(Stored dataset items)
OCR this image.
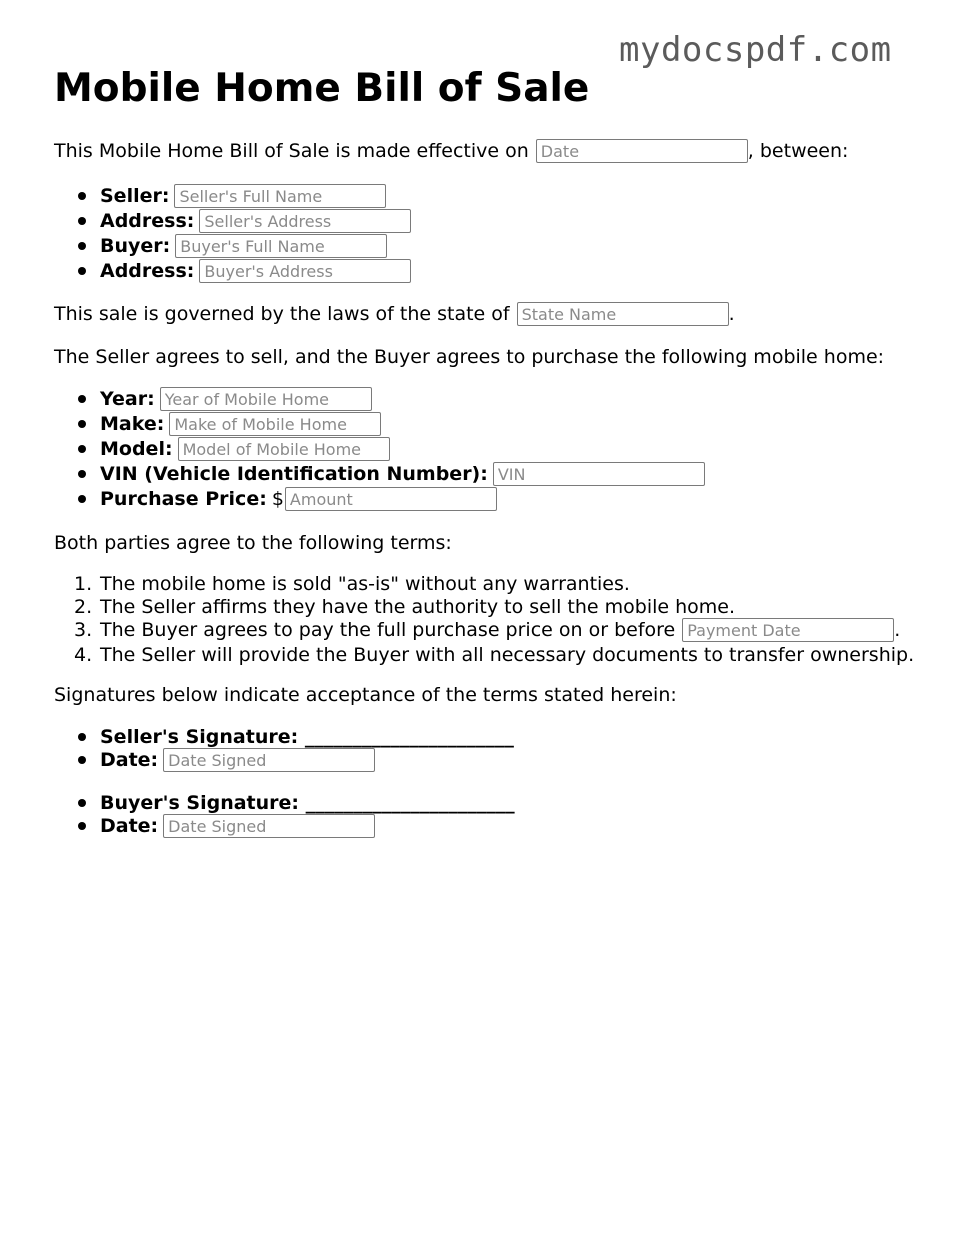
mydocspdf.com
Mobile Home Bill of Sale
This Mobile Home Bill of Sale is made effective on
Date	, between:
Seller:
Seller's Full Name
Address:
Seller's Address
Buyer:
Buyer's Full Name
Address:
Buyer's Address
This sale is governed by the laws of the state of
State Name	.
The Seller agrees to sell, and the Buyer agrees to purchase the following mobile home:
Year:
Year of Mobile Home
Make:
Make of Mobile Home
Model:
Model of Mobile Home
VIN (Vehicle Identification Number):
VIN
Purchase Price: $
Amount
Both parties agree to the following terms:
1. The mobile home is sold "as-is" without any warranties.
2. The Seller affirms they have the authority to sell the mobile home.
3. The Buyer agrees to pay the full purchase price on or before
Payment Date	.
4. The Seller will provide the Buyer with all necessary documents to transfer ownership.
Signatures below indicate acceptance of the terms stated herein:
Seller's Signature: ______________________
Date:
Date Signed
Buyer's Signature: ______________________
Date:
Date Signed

- _Given exercise_
List all lines where "Address" occurs.

- _Solution to this task_
Address:
Seller's Address
Address:
Buyer's Address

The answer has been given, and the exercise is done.